===== Provided records

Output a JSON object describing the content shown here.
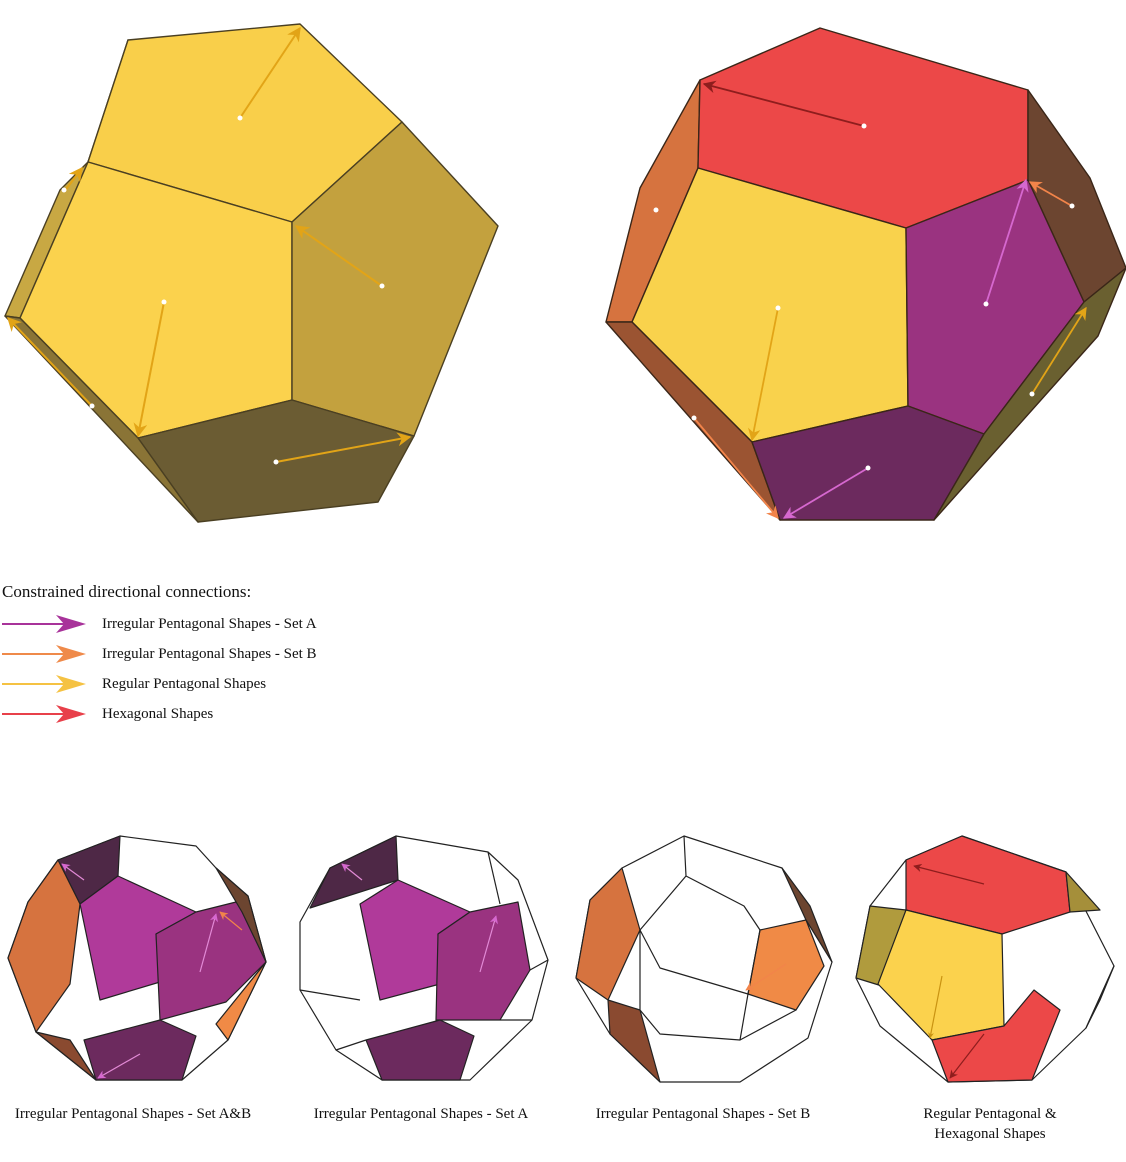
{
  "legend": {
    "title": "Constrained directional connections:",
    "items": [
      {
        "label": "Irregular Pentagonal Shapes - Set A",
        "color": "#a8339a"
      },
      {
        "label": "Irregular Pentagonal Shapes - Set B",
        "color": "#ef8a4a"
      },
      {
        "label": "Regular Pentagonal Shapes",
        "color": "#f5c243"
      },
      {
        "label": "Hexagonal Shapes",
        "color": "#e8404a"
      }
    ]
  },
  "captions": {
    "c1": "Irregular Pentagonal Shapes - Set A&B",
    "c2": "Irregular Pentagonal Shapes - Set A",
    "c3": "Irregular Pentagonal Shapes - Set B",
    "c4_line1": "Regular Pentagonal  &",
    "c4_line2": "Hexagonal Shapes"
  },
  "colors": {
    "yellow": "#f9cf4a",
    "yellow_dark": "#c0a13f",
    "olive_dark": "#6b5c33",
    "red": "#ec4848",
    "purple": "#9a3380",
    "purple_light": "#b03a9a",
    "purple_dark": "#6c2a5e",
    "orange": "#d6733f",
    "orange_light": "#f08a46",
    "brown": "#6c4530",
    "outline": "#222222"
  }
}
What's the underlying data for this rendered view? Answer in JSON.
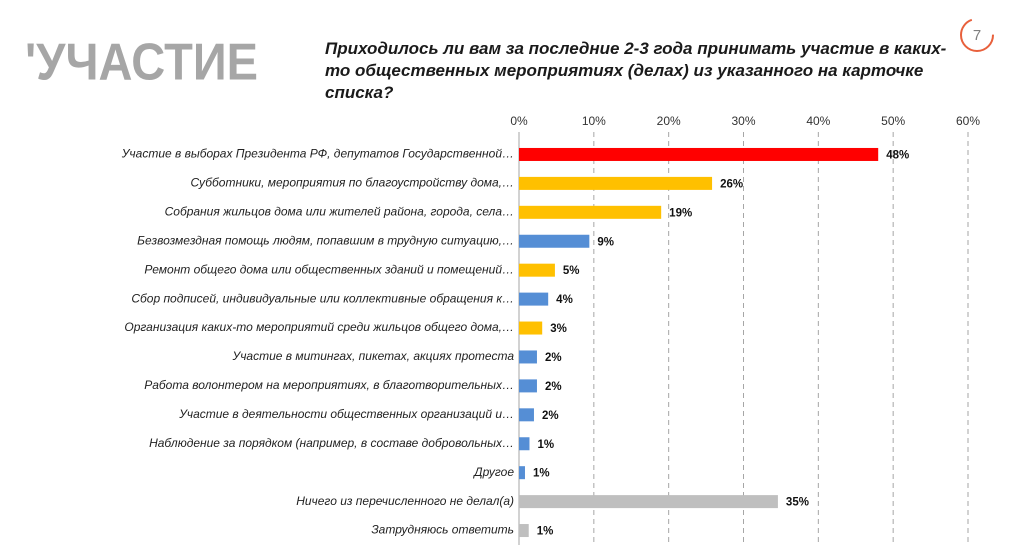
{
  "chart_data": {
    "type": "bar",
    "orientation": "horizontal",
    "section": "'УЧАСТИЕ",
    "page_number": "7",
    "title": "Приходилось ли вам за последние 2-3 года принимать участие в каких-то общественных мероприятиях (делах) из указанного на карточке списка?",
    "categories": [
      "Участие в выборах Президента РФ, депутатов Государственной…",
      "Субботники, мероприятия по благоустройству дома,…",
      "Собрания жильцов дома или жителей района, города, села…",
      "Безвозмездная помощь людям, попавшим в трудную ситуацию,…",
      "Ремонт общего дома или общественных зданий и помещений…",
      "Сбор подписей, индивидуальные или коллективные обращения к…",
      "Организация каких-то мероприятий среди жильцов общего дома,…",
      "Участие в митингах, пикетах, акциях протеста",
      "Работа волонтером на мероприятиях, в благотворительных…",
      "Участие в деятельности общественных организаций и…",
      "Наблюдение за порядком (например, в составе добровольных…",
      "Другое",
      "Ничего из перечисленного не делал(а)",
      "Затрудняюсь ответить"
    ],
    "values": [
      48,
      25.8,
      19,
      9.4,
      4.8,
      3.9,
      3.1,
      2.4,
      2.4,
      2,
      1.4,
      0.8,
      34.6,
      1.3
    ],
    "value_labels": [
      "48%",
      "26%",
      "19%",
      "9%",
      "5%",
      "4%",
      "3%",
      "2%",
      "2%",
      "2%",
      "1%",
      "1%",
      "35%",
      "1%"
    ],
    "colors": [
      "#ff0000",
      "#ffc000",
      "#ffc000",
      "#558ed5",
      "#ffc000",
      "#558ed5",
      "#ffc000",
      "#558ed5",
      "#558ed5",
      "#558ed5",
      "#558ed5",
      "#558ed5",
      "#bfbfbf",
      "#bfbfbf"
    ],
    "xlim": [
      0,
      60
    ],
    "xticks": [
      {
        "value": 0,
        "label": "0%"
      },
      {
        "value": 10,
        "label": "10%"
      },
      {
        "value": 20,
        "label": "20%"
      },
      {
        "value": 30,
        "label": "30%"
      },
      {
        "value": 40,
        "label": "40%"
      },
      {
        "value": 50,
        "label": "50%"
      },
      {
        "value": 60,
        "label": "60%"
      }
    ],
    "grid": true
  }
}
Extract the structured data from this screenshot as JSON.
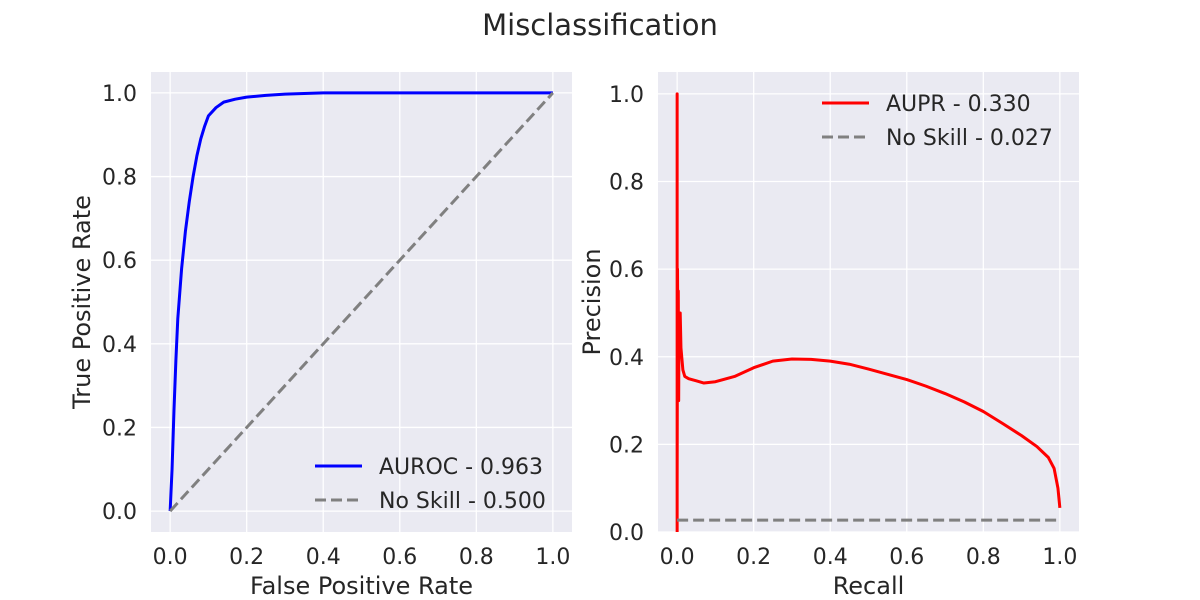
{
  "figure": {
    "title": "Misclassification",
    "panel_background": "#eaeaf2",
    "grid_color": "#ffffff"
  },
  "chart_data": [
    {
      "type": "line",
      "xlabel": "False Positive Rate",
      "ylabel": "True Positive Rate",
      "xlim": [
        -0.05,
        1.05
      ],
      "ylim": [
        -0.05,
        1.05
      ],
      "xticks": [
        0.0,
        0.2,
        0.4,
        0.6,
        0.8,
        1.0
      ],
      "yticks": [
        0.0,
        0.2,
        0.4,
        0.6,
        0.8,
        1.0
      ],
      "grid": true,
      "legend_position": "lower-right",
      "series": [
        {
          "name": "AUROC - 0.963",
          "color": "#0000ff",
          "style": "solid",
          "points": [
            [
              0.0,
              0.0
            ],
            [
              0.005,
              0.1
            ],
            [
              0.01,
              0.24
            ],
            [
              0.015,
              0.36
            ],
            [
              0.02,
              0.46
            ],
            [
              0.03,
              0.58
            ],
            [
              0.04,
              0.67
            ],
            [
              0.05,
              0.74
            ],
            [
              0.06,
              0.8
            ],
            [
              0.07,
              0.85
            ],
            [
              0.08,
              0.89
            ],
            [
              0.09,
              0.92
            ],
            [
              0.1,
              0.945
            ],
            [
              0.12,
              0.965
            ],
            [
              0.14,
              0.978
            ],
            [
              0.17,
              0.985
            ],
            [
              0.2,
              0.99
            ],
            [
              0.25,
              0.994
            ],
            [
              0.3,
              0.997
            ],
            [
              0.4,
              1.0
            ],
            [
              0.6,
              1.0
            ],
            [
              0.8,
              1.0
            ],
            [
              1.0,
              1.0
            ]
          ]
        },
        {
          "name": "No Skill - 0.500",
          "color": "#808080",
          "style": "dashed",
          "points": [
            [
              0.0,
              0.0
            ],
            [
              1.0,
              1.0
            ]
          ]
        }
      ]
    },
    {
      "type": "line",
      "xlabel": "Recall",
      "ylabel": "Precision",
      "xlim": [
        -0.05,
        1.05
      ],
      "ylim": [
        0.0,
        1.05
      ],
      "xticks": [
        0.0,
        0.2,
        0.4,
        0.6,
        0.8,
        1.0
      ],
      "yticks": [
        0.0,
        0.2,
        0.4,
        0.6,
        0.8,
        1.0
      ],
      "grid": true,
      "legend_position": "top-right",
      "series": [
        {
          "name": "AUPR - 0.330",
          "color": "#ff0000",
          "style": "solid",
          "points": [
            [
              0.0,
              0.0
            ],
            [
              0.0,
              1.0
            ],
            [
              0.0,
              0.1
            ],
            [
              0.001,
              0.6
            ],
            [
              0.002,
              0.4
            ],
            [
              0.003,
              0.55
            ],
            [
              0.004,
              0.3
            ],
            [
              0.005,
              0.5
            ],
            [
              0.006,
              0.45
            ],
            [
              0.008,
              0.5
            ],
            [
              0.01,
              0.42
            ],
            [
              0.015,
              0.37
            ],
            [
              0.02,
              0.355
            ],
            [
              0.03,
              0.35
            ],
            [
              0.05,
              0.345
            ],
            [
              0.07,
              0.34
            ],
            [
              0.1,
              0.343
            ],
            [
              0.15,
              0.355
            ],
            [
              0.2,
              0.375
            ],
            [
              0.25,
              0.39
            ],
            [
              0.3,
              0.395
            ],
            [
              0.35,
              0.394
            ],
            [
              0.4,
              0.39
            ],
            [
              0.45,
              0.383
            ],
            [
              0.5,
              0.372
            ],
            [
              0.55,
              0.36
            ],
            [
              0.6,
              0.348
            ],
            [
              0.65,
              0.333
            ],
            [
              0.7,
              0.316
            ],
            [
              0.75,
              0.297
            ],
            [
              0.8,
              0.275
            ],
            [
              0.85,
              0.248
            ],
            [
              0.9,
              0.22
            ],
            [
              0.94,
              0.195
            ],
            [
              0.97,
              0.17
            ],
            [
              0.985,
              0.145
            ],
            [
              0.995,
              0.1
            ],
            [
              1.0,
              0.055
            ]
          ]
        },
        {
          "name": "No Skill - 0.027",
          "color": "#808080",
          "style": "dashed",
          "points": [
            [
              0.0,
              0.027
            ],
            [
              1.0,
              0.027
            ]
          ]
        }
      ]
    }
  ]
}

==========

* _What to produce_
Where a line of the records above holds the word "мероприятиях", copy that line.

* _Exercise response_
    "title": "Приходилось ли вам за последние 2-3 года принимать участие в каких-то общественных мероприятиях (делах) из указанного на карточке списка?",
      "Работа волонтером на мероприятиях, в благотворительных…",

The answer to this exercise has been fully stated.